● WHAT IS REQUIRED:
From the listing below, extract each line containing the string "мероприятие".
>> START GIVEN DATA
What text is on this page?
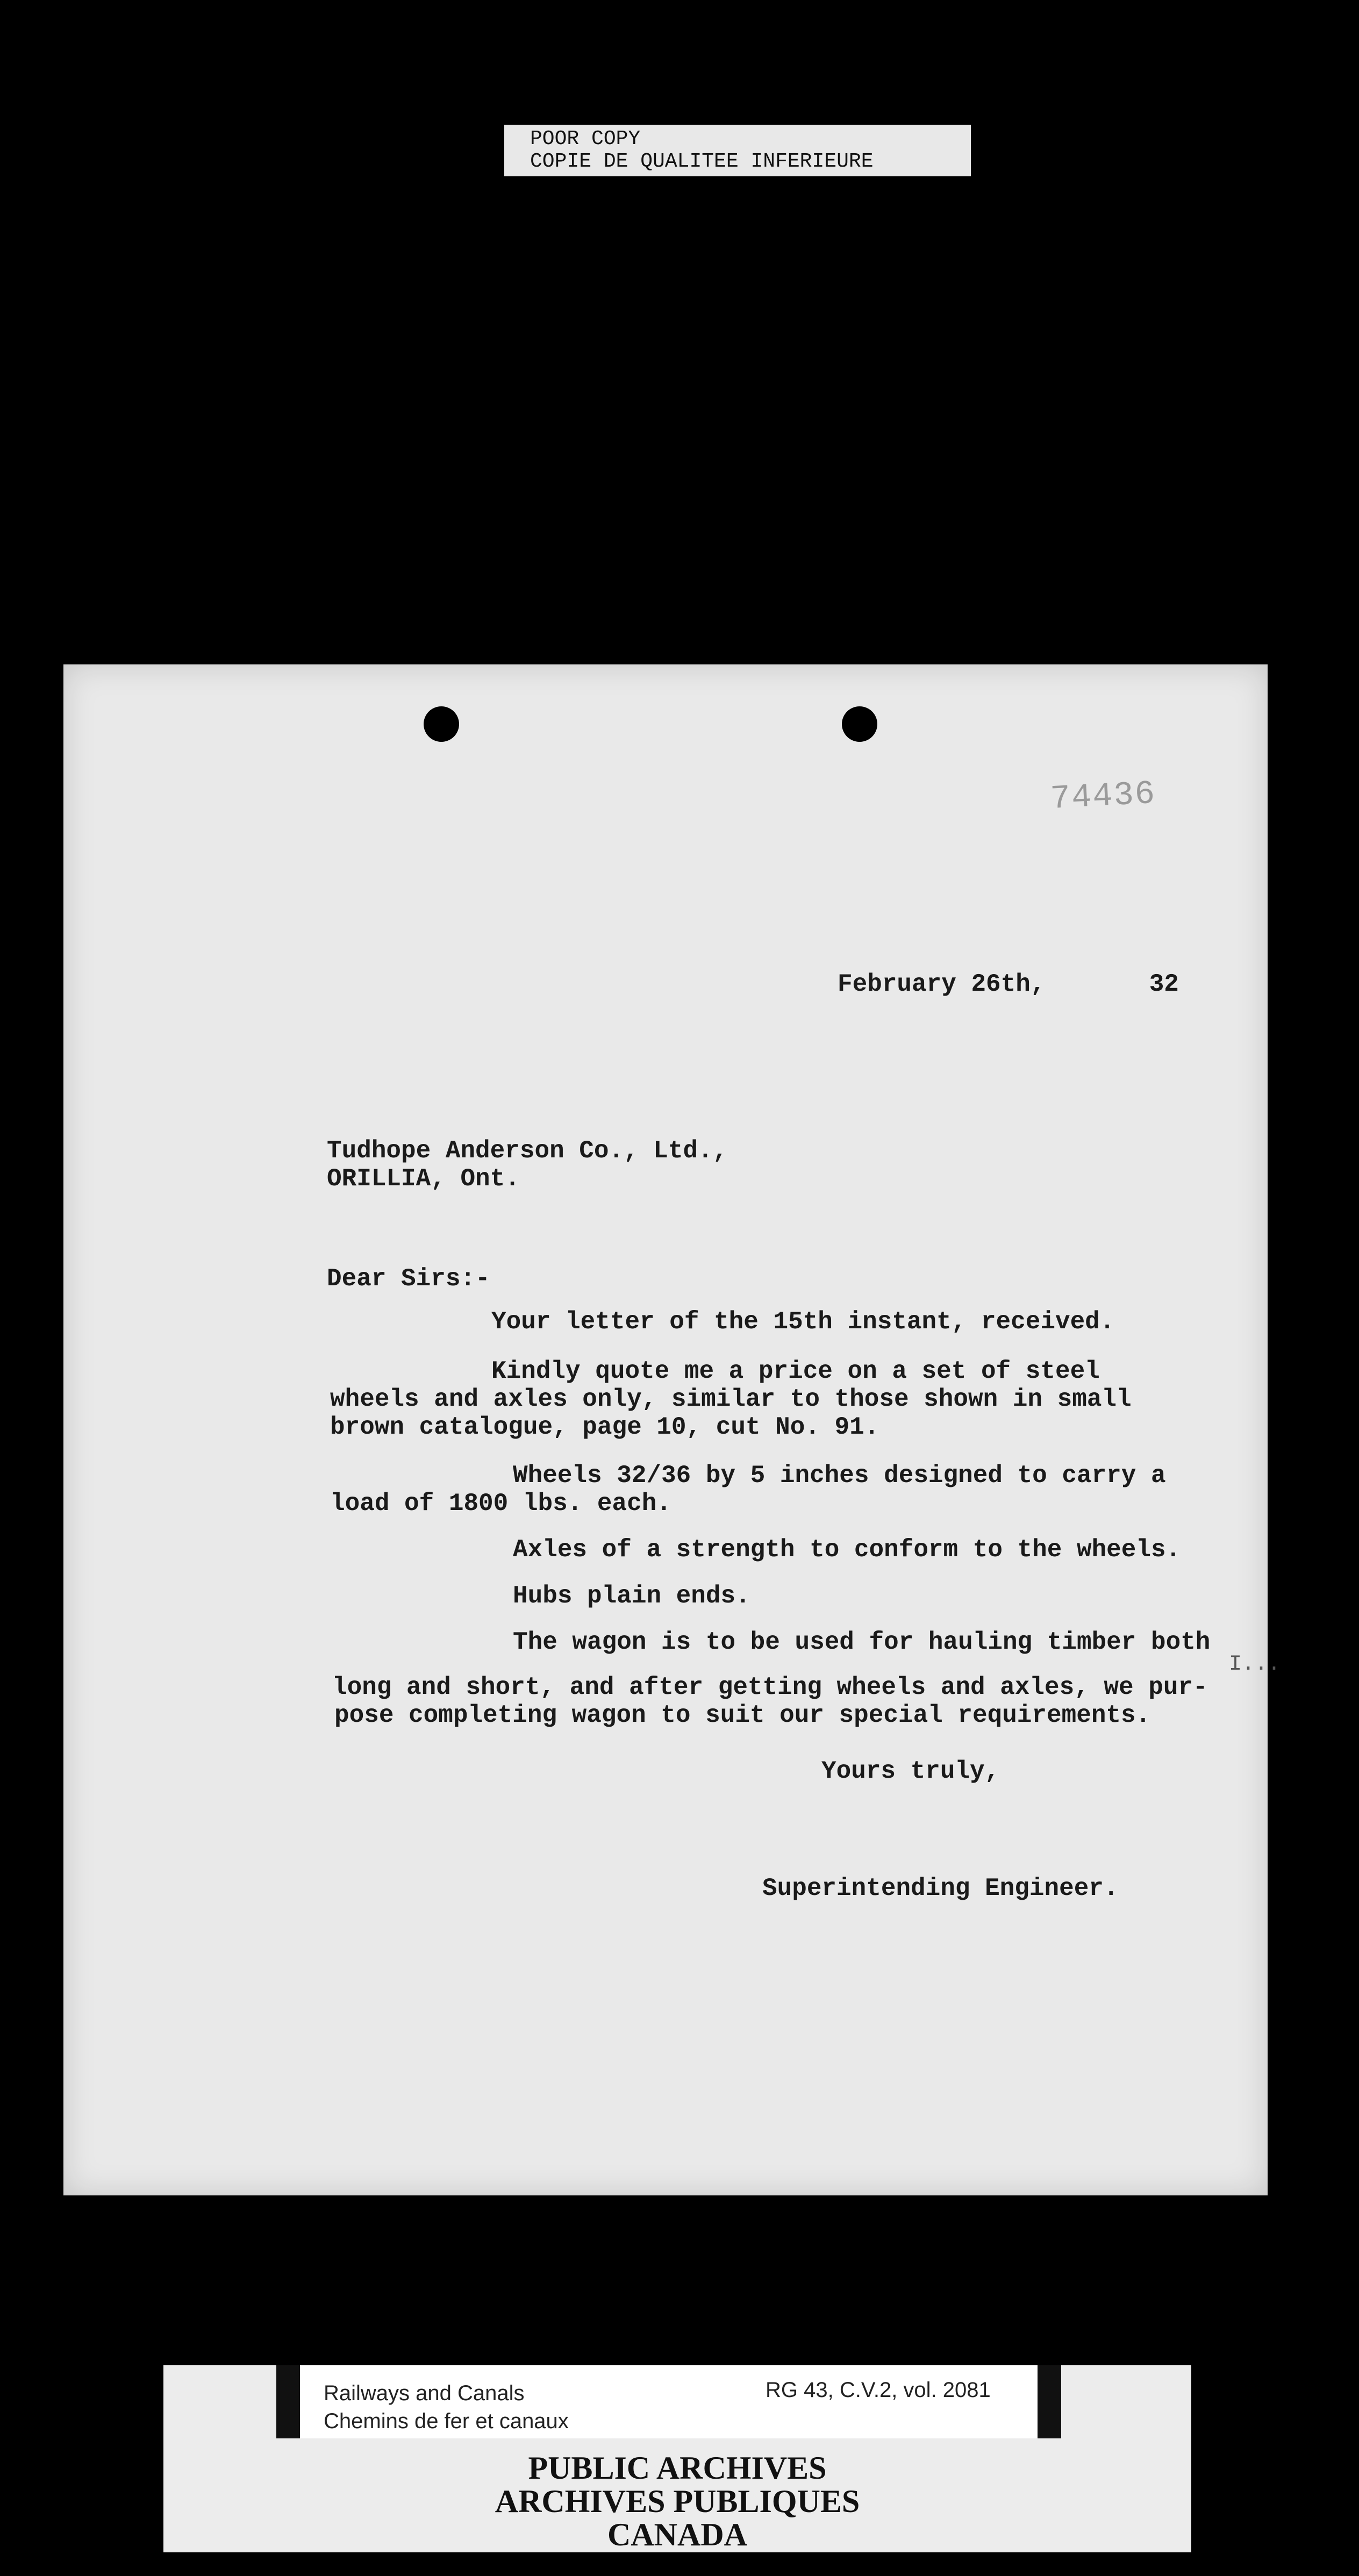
POOR COPY
COPIE DE QUALITEE INFERIEURE
74436
February 26th,       32
Tudhope Anderson Co., Ltd.,
ORILLIA, Ont.
Dear Sirs:-
Your letter of the 15th instant, received.
Kindly quote me a price on a set of steel
wheels and axles only, similar to those shown in small
brown catalogue, page 10, cut No. 91.
Wheels 32/36 by 5 inches designed to carry a
load of 1800 lbs. each.
Axles of a strength to conform to the wheels.
Hubs plain ends.
The wagon is to be used for hauling timber both
long and short, and after getting wheels and axles, we pur-
pose completing wagon to suit our special requirements.
Yours truly,
Superintending Engineer.
I...
Railways and Canals
Chemins de fer et canaux
RG 43, C.V.2, vol. 2081
PUBLIC ARCHIVES
ARCHIVES PUBLIQUES
CANADA
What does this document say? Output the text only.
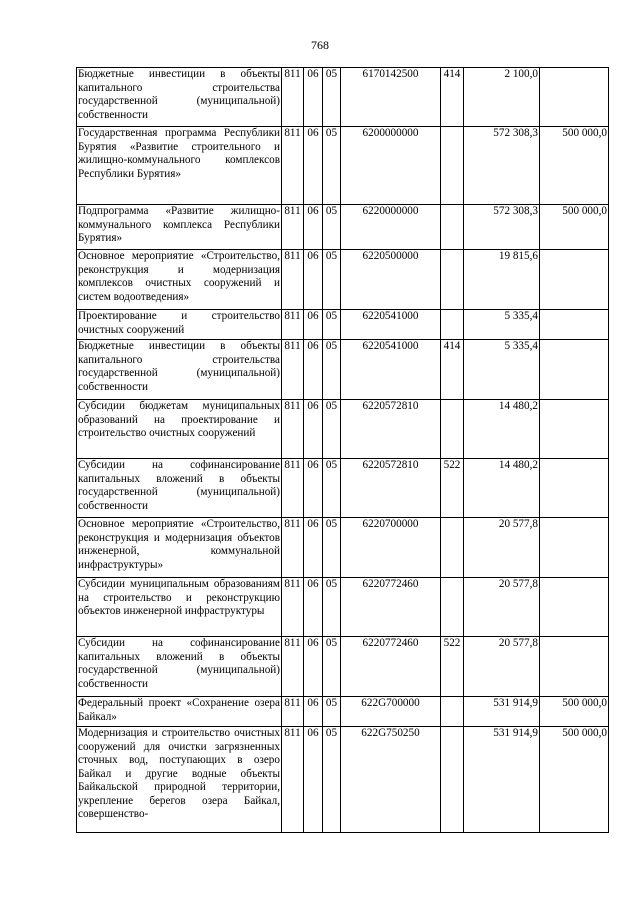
768
Бюджетные инвестиции в объекты капитального строительства государственной (муниципальной) собственности	811	06	05	6170142500	414	2 100,0	
Государственная программа Республики Бурятия «Развитие строительного и жилищно-коммунального комплексов Республики Бурятия»	811	06	05	6200000000		572 308,3	500 000,0
Подпрограмма «Развитие жилищно-коммунального комплекса Республики Бурятия»	811	06	05	6220000000		572 308,3	500 000,0
Основное мероприятие «Строительство, реконструкция и модернизация комплексов очистных сооружений и систем водоотведения»	811	06	05	6220500000		19 815,6	
Проектирование и строительство очистных сооружений	811	06	05	6220541000		5 335,4	
Бюджетные инвестиции в объекты капитального строительства государственной (муниципальной) собственности	811	06	05	6220541000	414	5 335,4	
Субсидии бюджетам муниципальных образований на проектирование и строительство очистных сооружений	811	06	05	6220572810		14 480,2	
Субсидии на софинансирование капитальных вложений в объекты государственной (муниципальной) собственности	811	06	05	6220572810	522	14 480,2	
Основное мероприятие «Строительство, реконструкция и модернизация объектов инженерной, коммунальной инфраструктуры»	811	06	05	6220700000		20 577,8	
Субсидии муниципальным образованиям на строительство и реконструкцию объектов инженерной инфраструктуры	811	06	05	6220772460		20 577,8	
Субсидии на софинансирование капитальных вложений в объекты государственной (муниципальной) собственности	811	06	05	6220772460	522	20 577,8	
Федеральный проект «Сохранение озера Байкал»	811	06	05	622G700000		531 914,9	500 000,0
Модернизация и строительство очистных сооружений для очистки загрязненных сточных вод, поступающих в озеро Байкал и другие водные объекты Байкальской природной территории, укрепление берегов озера Байкал, совершенство-	811	06	05	622G750250		531 914,9	500 000,0
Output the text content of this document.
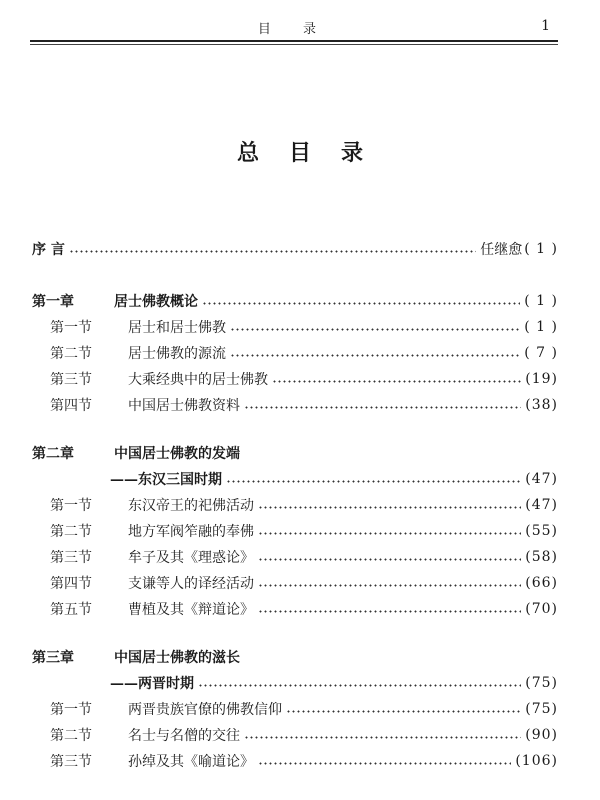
目 录	1
总目录
序 言	任继愈 ( 1 )
第一章	居士佛教概论	( 1 )
第一节	居士和居士佛教	( 1 )
第二节	居士佛教的源流	( 7 )
第三节	大乘经典中的居士佛教	(19)
第四节	中国居士佛教资料	(38)
第二章	中国居士佛教的发端
——东汉三国时期	(47)
第一节	东汉帝王的祀佛活动	(47)
第二节	地方军阀笮融的奉佛	(55)
第三节	牟子及其《理惑论》	(58)
第四节	支谦等人的译经活动	(66)
第五节	曹植及其《辩道论》	(70)
第三章	中国居士佛教的滋长
——两晋时期	(75)
第一节	两晋贵族官僚的佛教信仰	(75)
第二节	名士与名僧的交往	(90)
第三节	孙绰及其《喻道论》	(106)
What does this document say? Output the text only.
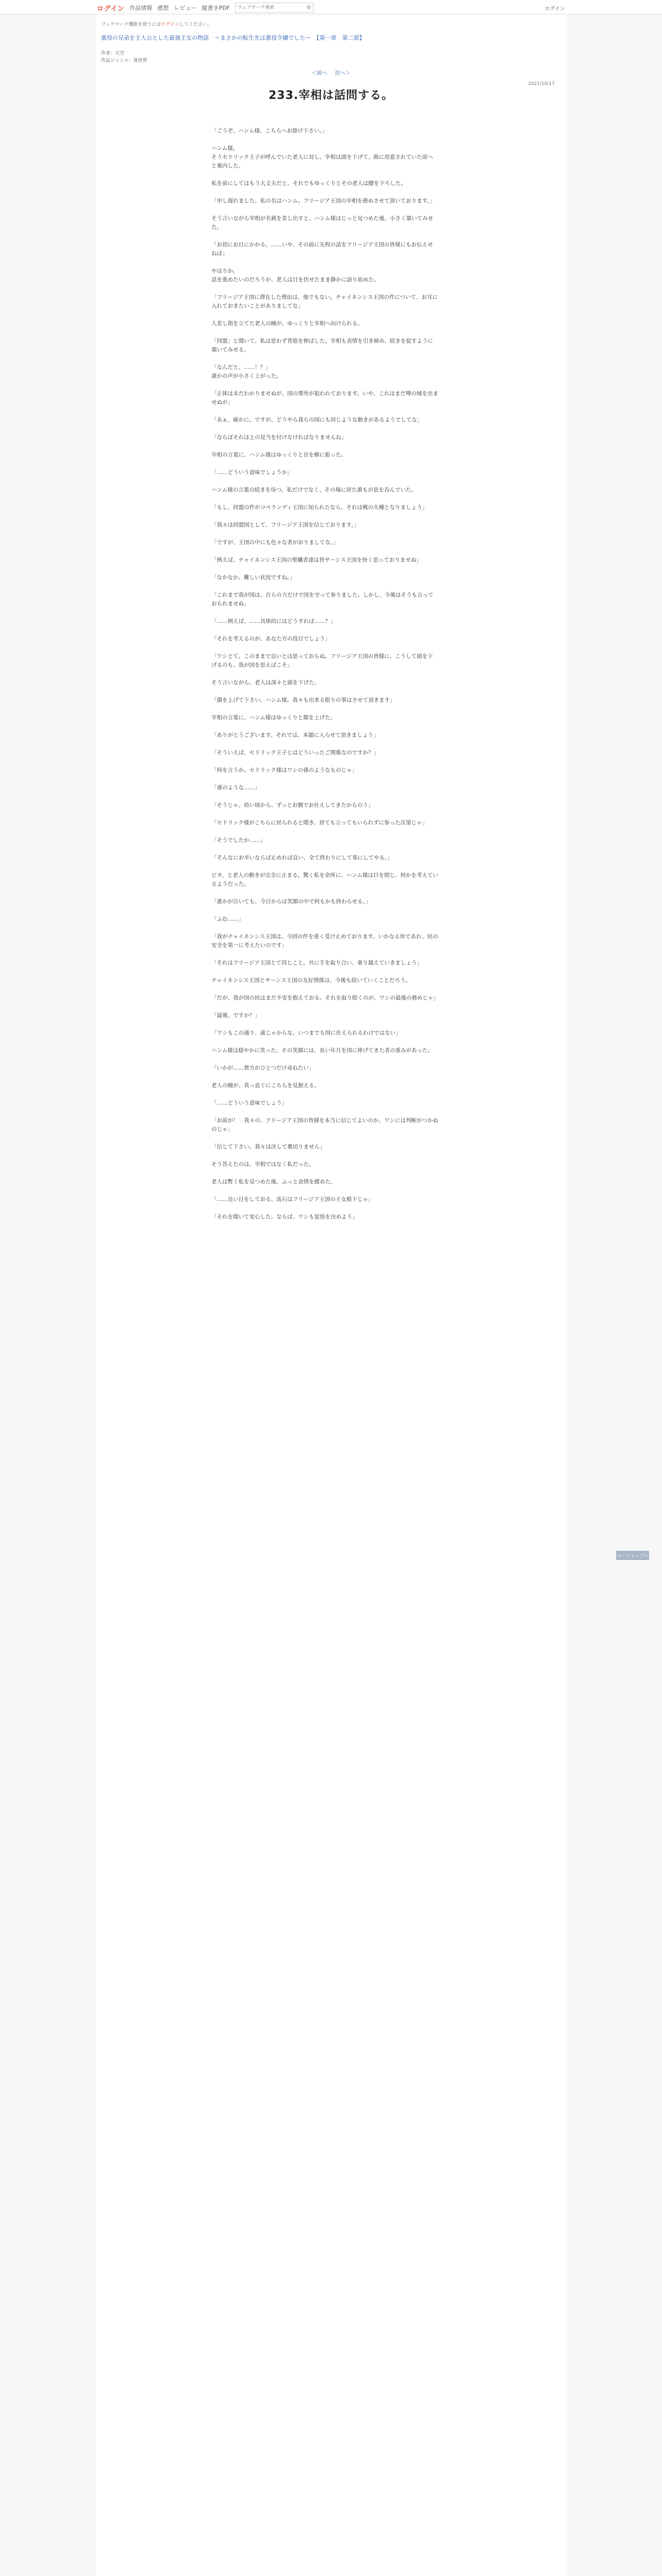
ログイン 作品情報 感想 レビュー 縦書きPDF
ウェブサーチ検索	⚲	ログイン
ブックマーク機能を使うにはログインしてください。
悪役の兄弟を主人公とした最強王女の物語　～まさかの転生先は悪役令嬢でした～　【第一章　第二部】
作者：天空
作品ジャンル：異世界
＜前へ 次へ＞
2021/10/17
233.宰相は話問する。

「ごうぞ、ハンム様、こちらへお掛け下さい。」

ハンム様。
そうセドリック王子が呼んでいた老人に対し、宰相は頭を下げて、既に用意されていた席へと案内した。

私を前にしてはもう大丈夫だと、それでもゆっくりとその老人は腰を下ろした。

「申し遅れました。私の名はハンム。フリージア王国の宰相を務めさせて頂いております。」

そう言いながら宰相が名刺を差し出すと、ハンム様はじっと見つめた後、小さく頷いてみせた。

「お初にお目にかかる。……いや、その前に先程の話をフリージア王国の皆様にもお伝えせねば」

やはりか。
話を進めたいのだろうか、老人は目を伏せたまま静かに語り始めた。

「フリージア王国に滞在した理由は、他でもない。チャイネンシス王国の件について、お耳に入れておきたいことがありましてな」

人差し指を立てた老人の瞳が、ゆっくりと宰相へ向けられる。

「同盟」と聞いて、私は思わず背筋を伸ばした。宰相も表情を引き締め、続きを促すように頷いてみせる。

「なんだと、……！？」
誰かの声が小さく上がった。

「正体は未だわかりませぬが、国の要所が狙われております。いや、これはまだ噂の域を出ませぬが」

「あぁ、確かに。ですが、どうやら我らの国にも同じような動きがあるようでしてな」

「ならばそれは上の見当を付けなければなりませんね」

宰相の言葉に、ハンム様はゆっくりと首を横に振った。

「……どういう意味でしょうか」

ハンム様の言葉の続きを待つ。私だけでなく、その場に居た誰もが息を呑んでいた。

「もし、同盟の件がコペランディ王国に知られたなら、それは戦の火種となりましょう」

「我々は同盟国として、フリージア王国を信じております。」

「ですが、王国の中にも色々な者がおりましてな。」

「例えば、チャイネンシス王国の聖職者達は皆サーシス王国を快く思っておりませぬ」

「なかなか、難しい状況ですね。」

「これまで我が国は、自らの力だけで国を守って参りました。しかし、今後はそうも言っておられませぬ」

「……例えば、……具体的にはどうすれば……？」

「それを考えるのが、あなた方の役目でしょう」

「ワシとて、このままで良いとは思っておらぬ。フリージア王国の皆様に、こうして頭を下げるのも、我が国を思えばこそ」

そう言いながら、老人は深々と頭を下げた。

「顔を上げて下さい、ハンム様。我々も出来る限りの事はさせて頂きます」

宰相の言葉に、ハンム様はゆっくりと顔を上げた。

「ありがとうございます。それでは、本題に入らせて頂きましょう」

「そういえば、セドリック王子とはどういったご関係なのですか？」

「何を言うか。セドリック様はワシの孫のようなものじゃ」

「孫のような……」

「そうじゃ。幼い頃から、ずっとお側でお仕えしてきたからのう」

「セドリック様がこちらに居られると聞き、居ても立ってもいられずに参った次第じゃ」

「そうでしたか……」

「そんなにお辛いならば止めれば良い、全て終わりにして楽にしてやる。」

ピタ、と老人の動きが完全に止まる。驚く私を余所に、ハンム様は目を閉じ、何かを考えているようだった。

「誰かが泣いても、今日からは笑顔の中で何もかも終わらせる。」

「ふむ……」

「我がチャイネンシス王国は、今回の件を重く受け止めております。いかなる形であれ、民の安全を第一に考えたいのです」

「それはフリージア王国とて同じこと。共に手を取り合い、乗り越えていきましょう」

チャイネンシス王国とサーシス王国の友好関係は、今後も続いていくことだろう。

「だが、我が国の民はまだ不安を抱えておる。それを取り除くのが、ワシの最後の務めじゃ」

「最後、ですか？」

「ワシもこの通り、歳じゃからな。いつまでも国に仕えられるわけではない」

ハンム様は穏やかに笑った。その笑顔には、長い年月を国に捧げてきた者の重みがあった。

「いかが……貴方がひとつだけ尋ねたい」

老人の瞳が、真っ直ぐにこちらを見据える。

「……どういう意味でしょう」

「お前が！　我々の、フリージア王国の皆様を本当に信じてよいのか、ワシには判断がつかぬのじゃ」

「信じて下さい。我々は決して裏切りません」

そう答えたのは、宰相ではなく私だった。

老人は暫く私を見つめた後、ふっと表情を緩めた。

「……良い目をしておる。流石はフリージア王国の王女殿下じゃ」

「それを聞いて安心した。ならば、ワシも覚悟を決めよう」

ページトップへ
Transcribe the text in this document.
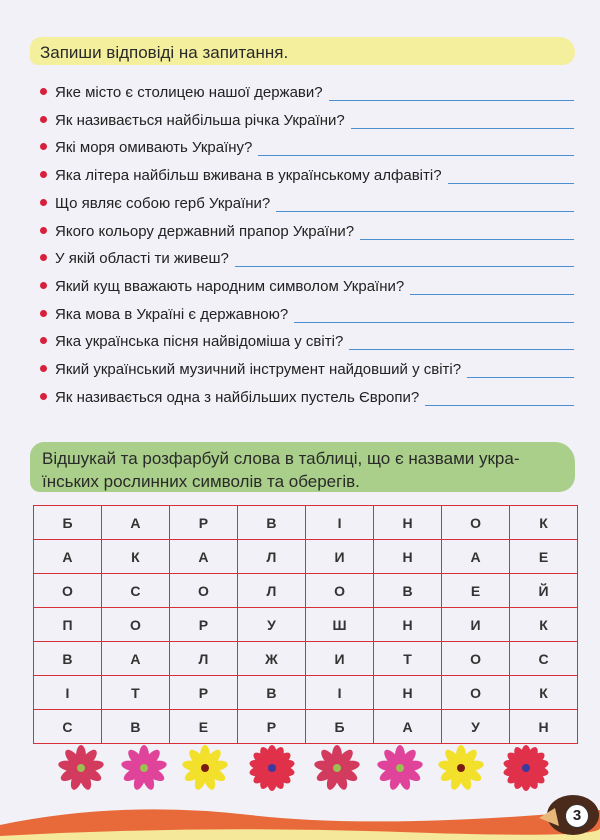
Запиши відповіді на запитання.
Яке місто є столицею нашої держави?
Як називається найбільша річка України?
Які моря омивають Україну?
Яка літера найбільш вживана в українському алфавіті?
Що являє собою герб України?
Якого кольору державний прапор України?
У якій області ти живеш?
Який кущ вважають народним символом України?
Яка мова в Україні є державною?
Яка українська пісня найвідоміша у світі?
Який український музичний інструмент найдовший у світі?
Як називається одна з найбільших пустель Європи?
Відшукай та розфарбуй слова в таблиці, що є назвами укра-їнських рослинних символів та оберегів.
Б	А	Р	В	І	Н	О	К
А	К	А	Л	И	Н	А	Е
О	С	О	Л	О	В	Е	Й
П	О	Р	У	Ш	Н	И	К
В	А	Л	Ж	И	Т	О	С
І	Т	Р	В	І	Н	О	К
С	В	Е	Р	Б	А	У	Н
3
>> END GIVEN DATA
● THE RESPONSE:
Основное мероприятие «Строительство, реконструкция и модернизация комплексов очистных сооружений и систем водоотведения»	811	06	05	6220500000		19 815,6	
Основное мероприятие «Строительство, реконструкция и модернизация объектов инженерной, коммунальной инфраструктуры»	811	06	05	6220700000		20 577,8	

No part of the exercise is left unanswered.